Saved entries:
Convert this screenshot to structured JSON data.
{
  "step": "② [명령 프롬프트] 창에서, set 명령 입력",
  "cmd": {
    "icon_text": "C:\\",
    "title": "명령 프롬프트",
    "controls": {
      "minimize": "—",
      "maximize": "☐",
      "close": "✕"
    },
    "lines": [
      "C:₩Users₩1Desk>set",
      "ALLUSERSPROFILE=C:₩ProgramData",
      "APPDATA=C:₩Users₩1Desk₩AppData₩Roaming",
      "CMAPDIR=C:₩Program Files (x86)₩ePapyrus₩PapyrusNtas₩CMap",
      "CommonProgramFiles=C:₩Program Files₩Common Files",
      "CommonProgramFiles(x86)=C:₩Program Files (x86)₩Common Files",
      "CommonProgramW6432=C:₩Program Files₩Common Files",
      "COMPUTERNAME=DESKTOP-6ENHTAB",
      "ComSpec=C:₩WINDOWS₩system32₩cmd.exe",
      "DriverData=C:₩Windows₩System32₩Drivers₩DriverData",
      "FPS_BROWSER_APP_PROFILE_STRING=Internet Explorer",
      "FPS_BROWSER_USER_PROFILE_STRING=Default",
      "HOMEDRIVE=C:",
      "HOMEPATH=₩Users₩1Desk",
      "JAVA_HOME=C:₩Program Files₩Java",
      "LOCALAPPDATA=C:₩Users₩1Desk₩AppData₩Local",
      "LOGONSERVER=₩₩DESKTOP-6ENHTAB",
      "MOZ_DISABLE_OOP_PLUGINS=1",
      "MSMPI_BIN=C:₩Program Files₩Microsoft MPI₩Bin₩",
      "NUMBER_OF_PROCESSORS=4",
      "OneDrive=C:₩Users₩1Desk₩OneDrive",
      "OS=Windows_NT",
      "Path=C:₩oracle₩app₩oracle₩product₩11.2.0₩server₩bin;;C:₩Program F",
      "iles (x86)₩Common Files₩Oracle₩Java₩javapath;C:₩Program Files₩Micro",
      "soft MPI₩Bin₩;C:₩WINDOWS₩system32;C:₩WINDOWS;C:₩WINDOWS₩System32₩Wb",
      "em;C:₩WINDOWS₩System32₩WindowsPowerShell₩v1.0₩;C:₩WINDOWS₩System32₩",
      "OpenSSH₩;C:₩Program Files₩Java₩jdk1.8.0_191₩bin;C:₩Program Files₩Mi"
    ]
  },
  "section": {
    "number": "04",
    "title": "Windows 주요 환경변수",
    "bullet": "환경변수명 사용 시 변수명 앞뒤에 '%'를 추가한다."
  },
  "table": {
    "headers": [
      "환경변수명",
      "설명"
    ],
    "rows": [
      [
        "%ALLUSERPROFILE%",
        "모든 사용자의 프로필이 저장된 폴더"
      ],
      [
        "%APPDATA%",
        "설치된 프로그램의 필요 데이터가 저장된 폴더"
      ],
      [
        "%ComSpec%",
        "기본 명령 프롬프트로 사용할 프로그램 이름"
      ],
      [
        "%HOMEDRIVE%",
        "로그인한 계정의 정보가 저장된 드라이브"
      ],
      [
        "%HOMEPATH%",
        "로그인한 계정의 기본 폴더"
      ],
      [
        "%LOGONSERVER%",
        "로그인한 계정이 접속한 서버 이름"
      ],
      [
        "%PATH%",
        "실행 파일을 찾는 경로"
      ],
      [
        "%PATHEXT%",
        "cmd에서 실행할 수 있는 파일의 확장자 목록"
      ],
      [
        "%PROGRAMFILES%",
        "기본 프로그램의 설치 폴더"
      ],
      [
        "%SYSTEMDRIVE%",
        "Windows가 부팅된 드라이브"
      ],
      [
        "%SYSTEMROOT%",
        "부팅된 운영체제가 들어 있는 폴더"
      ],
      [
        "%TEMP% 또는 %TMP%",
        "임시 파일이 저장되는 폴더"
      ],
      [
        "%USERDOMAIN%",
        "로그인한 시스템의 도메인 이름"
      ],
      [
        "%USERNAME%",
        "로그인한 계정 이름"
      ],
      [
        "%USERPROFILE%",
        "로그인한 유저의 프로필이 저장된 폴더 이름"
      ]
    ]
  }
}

### WRITTEN EXERCISE
Transcribe all the entries, keeping each one exactly as it is.

### FULL SOLUTION
Convert this screenshot to structured JSON data.
{
  "step": "② [명령 프롬프트] 창에서, set 명령 입력",
  "cmd": {
    "icon_text": "C:\\",
    "title": "명령 프롬프트",
    "controls": {
      "minimize": "—",
      "maximize": "☐",
      "close": "✕"
    },
    "lines": [
      "C:₩Users₩1Desk>set",
      "ALLUSERSPROFILE=C:₩ProgramData",
      "APPDATA=C:₩Users₩1Desk₩AppData₩Roaming",
      "CMAPDIR=C:₩Program Files (x86)₩ePapyrus₩PapyrusNtas₩CMap",
      "CommonProgramFiles=C:₩Program Files₩Common Files",
      "CommonProgramFiles(x86)=C:₩Program Files (x86)₩Common Files",
      "CommonProgramW6432=C:₩Program Files₩Common Files",
      "COMPUTERNAME=DESKTOP-6ENHTAB",
      "ComSpec=C:₩WINDOWS₩system32₩cmd.exe",
      "DriverData=C:₩Windows₩System32₩Drivers₩DriverData",
      "FPS_BROWSER_APP_PROFILE_STRING=Internet Explorer",
      "FPS_BROWSER_USER_PROFILE_STRING=Default",
      "HOMEDRIVE=C:",
      "HOMEPATH=₩Users₩1Desk",
      "JAVA_HOME=C:₩Program Files₩Java",
      "LOCALAPPDATA=C:₩Users₩1Desk₩AppData₩Local",
      "LOGONSERVER=₩₩DESKTOP-6ENHTAB",
      "MOZ_DISABLE_OOP_PLUGINS=1",
      "MSMPI_BIN=C:₩Program Files₩Microsoft MPI₩Bin₩",
      "NUMBER_OF_PROCESSORS=4",
      "OneDrive=C:₩Users₩1Desk₩OneDrive",
      "OS=Windows_NT",
      "Path=C:₩oracle₩app₩oracle₩product₩11.2.0₩server₩bin;;C:₩Program F",
      "iles (x86)₩Common Files₩Oracle₩Java₩javapath;C:₩Program Files₩Micro",
      "soft MPI₩Bin₩;C:₩WINDOWS₩system32;C:₩WINDOWS;C:₩WINDOWS₩System32₩Wb",
      "em;C:₩WINDOWS₩System32₩WindowsPowerShell₩v1.0₩;C:₩WINDOWS₩System32₩",
      "OpenSSH₩;C:₩Program Files₩Java₩jdk1.8.0_191₩bin;C:₩Program Files₩Mi"
    ]
  },
  "section": {
    "number": "04",
    "title": "Windows 주요 환경변수",
    "bullet": "환경변수명 사용 시 변수명 앞뒤에 '%'를 추가한다."
  },
  "table": {
    "headers": [
      "환경변수명",
      "설명"
    ],
    "rows": [
      [
        "%ALLUSERPROFILE%",
        "모든 사용자의 프로필이 저장된 폴더"
      ],
      [
        "%APPDATA%",
        "설치된 프로그램의 필요 데이터가 저장된 폴더"
      ],
      [
        "%ComSpec%",
        "기본 명령 프롬프트로 사용할 프로그램 이름"
      ],
      [
        "%HOMEDRIVE%",
        "로그인한 계정의 정보가 저장된 드라이브"
      ],
      [
        "%HOMEPATH%",
        "로그인한 계정의 기본 폴더"
      ],
      [
        "%LOGONSERVER%",
        "로그인한 계정이 접속한 서버 이름"
      ],
      [
        "%PATH%",
        "실행 파일을 찾는 경로"
      ],
      [
        "%PATHEXT%",
        "cmd에서 실행할 수 있는 파일의 확장자 목록"
      ],
      [
        "%PROGRAMFILES%",
        "기본 프로그램의 설치 폴더"
      ],
      [
        "%SYSTEMDRIVE%",
        "Windows가 부팅된 드라이브"
      ],
      [
        "%SYSTEMROOT%",
        "부팅된 운영체제가 들어 있는 폴더"
      ],
      [
        "%TEMP% 또는 %TMP%",
        "임시 파일이 저장되는 폴더"
      ],
      [
        "%USERDOMAIN%",
        "로그인한 시스템의 도메인 이름"
      ],
      [
        "%USERNAME%",
        "로그인한 계정 이름"
      ],
      [
        "%USERPROFILE%",
        "로그인한 유저의 프로필이 저장된 폴더 이름"
      ]
    ]
  }
}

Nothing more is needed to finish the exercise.